#### YOUR INSTRUCTIONS
Each entry needs to be restated exactly as written.

= = =

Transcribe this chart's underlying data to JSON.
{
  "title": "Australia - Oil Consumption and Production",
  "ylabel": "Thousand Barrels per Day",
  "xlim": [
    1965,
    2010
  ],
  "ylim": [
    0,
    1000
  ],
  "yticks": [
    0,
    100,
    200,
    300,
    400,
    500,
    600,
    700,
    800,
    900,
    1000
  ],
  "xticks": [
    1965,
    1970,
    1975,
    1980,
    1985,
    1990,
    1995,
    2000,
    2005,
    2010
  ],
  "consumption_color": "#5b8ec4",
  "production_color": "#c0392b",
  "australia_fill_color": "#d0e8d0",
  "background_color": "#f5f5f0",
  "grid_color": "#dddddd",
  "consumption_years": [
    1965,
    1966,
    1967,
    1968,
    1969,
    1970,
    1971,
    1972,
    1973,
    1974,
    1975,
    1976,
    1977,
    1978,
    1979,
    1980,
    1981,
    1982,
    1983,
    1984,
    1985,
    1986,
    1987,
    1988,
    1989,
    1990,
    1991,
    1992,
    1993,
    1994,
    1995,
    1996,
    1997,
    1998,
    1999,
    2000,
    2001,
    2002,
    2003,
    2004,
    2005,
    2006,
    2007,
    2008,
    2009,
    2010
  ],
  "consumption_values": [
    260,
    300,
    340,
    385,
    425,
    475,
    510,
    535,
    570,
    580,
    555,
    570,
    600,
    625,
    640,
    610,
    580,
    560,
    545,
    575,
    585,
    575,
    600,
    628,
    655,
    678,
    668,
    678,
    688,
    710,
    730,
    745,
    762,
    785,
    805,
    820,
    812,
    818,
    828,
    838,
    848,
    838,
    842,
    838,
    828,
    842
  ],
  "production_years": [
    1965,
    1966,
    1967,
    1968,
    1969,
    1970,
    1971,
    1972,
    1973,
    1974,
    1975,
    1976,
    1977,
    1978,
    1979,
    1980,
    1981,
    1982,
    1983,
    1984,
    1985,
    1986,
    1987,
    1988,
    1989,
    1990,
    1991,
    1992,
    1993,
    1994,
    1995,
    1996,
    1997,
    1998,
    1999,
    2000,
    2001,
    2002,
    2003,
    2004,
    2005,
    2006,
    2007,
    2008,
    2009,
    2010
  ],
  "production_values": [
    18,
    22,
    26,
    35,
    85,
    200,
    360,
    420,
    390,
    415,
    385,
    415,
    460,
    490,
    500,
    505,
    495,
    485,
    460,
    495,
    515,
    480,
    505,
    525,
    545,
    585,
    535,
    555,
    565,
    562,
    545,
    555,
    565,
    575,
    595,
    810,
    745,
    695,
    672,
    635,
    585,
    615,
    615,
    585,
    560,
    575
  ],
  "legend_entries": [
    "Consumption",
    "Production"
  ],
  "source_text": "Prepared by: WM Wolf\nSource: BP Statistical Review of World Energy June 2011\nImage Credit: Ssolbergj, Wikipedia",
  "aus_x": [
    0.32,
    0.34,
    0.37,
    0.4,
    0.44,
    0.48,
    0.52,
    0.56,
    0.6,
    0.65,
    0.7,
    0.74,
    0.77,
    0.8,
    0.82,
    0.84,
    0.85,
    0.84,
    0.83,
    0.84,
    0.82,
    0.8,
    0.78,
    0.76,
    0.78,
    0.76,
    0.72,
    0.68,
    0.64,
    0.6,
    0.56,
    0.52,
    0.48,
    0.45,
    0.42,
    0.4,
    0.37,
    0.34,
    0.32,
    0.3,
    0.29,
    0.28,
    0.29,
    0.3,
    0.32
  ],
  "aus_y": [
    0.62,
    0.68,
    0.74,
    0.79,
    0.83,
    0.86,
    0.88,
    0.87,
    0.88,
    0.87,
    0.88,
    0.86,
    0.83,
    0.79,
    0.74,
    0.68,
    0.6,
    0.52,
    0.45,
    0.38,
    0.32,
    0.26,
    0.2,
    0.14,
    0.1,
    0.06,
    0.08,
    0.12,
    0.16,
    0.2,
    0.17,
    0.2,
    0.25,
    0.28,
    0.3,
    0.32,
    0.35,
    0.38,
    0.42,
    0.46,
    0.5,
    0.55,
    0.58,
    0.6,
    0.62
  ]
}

= = =

#### WRITTEN RESPONSE
Transcribe this chart's underlying data to JSON.
{
  "title": "Australia - Oil Consumption and Production",
  "ylabel": "Thousand Barrels per Day",
  "xlim": [
    1965,
    2010
  ],
  "ylim": [
    0,
    1000
  ],
  "yticks": [
    0,
    100,
    200,
    300,
    400,
    500,
    600,
    700,
    800,
    900,
    1000
  ],
  "xticks": [
    1965,
    1970,
    1975,
    1980,
    1985,
    1990,
    1995,
    2000,
    2005,
    2010
  ],
  "consumption_color": "#5b8ec4",
  "production_color": "#c0392b",
  "australia_fill_color": "#d0e8d0",
  "background_color": "#f5f5f0",
  "grid_color": "#dddddd",
  "consumption_years": [
    1965,
    1966,
    1967,
    1968,
    1969,
    1970,
    1971,
    1972,
    1973,
    1974,
    1975,
    1976,
    1977,
    1978,
    1979,
    1980,
    1981,
    1982,
    1983,
    1984,
    1985,
    1986,
    1987,
    1988,
    1989,
    1990,
    1991,
    1992,
    1993,
    1994,
    1995,
    1996,
    1997,
    1998,
    1999,
    2000,
    2001,
    2002,
    2003,
    2004,
    2005,
    2006,
    2007,
    2008,
    2009,
    2010
  ],
  "consumption_values": [
    260,
    300,
    340,
    385,
    425,
    475,
    510,
    535,
    570,
    580,
    555,
    570,
    600,
    625,
    640,
    610,
    580,
    560,
    545,
    575,
    585,
    575,
    600,
    628,
    655,
    678,
    668,
    678,
    688,
    710,
    730,
    745,
    762,
    785,
    805,
    820,
    812,
    818,
    828,
    838,
    848,
    838,
    842,
    838,
    828,
    842
  ],
  "production_years": [
    1965,
    1966,
    1967,
    1968,
    1969,
    1970,
    1971,
    1972,
    1973,
    1974,
    1975,
    1976,
    1977,
    1978,
    1979,
    1980,
    1981,
    1982,
    1983,
    1984,
    1985,
    1986,
    1987,
    1988,
    1989,
    1990,
    1991,
    1992,
    1993,
    1994,
    1995,
    1996,
    1997,
    1998,
    1999,
    2000,
    2001,
    2002,
    2003,
    2004,
    2005,
    2006,
    2007,
    2008,
    2009,
    2010
  ],
  "production_values": [
    18,
    22,
    26,
    35,
    85,
    200,
    360,
    420,
    390,
    415,
    385,
    415,
    460,
    490,
    500,
    505,
    495,
    485,
    460,
    495,
    515,
    480,
    505,
    525,
    545,
    585,
    535,
    555,
    565,
    562,
    545,
    555,
    565,
    575,
    595,
    810,
    745,
    695,
    672,
    635,
    585,
    615,
    615,
    585,
    560,
    575
  ],
  "legend_entries": [
    "Consumption",
    "Production"
  ],
  "source_text": "Prepared by: WM Wolf\nSource: BP Statistical Review of World Energy June 2011\nImage Credit: Ssolbergj, Wikipedia",
  "aus_x": [
    0.32,
    0.34,
    0.37,
    0.4,
    0.44,
    0.48,
    0.52,
    0.56,
    0.6,
    0.65,
    0.7,
    0.74,
    0.77,
    0.8,
    0.82,
    0.84,
    0.85,
    0.84,
    0.83,
    0.84,
    0.82,
    0.8,
    0.78,
    0.76,
    0.78,
    0.76,
    0.72,
    0.68,
    0.64,
    0.6,
    0.56,
    0.52,
    0.48,
    0.45,
    0.42,
    0.4,
    0.37,
    0.34,
    0.32,
    0.3,
    0.29,
    0.28,
    0.29,
    0.3,
    0.32
  ],
  "aus_y": [
    0.62,
    0.68,
    0.74,
    0.79,
    0.83,
    0.86,
    0.88,
    0.87,
    0.88,
    0.87,
    0.88,
    0.86,
    0.83,
    0.79,
    0.74,
    0.68,
    0.6,
    0.52,
    0.45,
    0.38,
    0.32,
    0.26,
    0.2,
    0.14,
    0.1,
    0.06,
    0.08,
    0.12,
    0.16,
    0.2,
    0.17,
    0.2,
    0.25,
    0.28,
    0.3,
    0.32,
    0.35,
    0.38,
    0.42,
    0.46,
    0.5,
    0.55,
    0.58,
    0.6,
    0.62
  ]
}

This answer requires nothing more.